Task brief: Copy each line of the records that contains the word "CREATE".
======== Data shown ========
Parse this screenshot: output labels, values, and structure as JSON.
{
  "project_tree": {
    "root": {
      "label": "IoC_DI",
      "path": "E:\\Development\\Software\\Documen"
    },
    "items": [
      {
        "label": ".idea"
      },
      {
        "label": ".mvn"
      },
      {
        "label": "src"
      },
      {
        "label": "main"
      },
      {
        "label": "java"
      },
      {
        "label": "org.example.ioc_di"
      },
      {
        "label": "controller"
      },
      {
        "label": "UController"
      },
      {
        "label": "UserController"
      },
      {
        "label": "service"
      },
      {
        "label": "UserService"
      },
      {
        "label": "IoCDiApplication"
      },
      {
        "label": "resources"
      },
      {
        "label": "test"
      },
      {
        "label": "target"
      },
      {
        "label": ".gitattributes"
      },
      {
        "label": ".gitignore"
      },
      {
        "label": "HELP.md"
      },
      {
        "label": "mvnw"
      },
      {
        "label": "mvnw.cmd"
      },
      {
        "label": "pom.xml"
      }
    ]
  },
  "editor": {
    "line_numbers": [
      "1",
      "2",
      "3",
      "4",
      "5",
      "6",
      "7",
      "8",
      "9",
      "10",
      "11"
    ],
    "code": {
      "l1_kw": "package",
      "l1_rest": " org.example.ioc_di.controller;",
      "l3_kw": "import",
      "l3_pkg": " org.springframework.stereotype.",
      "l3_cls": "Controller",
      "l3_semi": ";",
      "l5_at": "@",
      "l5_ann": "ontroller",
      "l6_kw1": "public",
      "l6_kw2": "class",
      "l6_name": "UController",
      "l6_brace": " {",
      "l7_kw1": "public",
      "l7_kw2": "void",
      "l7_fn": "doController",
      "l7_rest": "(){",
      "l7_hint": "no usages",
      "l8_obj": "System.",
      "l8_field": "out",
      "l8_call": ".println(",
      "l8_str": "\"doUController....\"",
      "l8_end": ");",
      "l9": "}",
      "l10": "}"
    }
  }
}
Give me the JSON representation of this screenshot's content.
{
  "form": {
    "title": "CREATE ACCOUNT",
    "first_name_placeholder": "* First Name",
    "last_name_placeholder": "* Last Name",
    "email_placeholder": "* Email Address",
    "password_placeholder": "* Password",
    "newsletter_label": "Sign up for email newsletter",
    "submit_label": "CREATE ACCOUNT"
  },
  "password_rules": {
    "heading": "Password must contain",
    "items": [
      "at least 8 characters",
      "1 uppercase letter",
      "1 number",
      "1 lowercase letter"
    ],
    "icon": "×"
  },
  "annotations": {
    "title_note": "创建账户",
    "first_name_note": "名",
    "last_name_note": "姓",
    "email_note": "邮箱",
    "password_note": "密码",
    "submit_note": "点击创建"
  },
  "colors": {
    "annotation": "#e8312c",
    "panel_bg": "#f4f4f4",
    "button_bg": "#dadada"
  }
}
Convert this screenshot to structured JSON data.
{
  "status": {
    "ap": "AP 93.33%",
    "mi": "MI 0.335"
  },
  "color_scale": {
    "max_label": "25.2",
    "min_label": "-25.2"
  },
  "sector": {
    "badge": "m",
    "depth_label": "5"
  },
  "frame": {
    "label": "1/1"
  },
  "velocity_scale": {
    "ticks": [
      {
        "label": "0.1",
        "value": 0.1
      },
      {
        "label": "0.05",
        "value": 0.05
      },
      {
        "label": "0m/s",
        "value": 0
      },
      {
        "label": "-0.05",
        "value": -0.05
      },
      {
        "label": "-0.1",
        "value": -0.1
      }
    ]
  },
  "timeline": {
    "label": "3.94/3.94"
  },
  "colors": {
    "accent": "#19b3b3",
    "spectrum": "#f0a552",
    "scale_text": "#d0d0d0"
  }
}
========
Exercise answer:
    "title": "CREATE ACCOUNT",
    "submit_label": "CREATE ACCOUNT"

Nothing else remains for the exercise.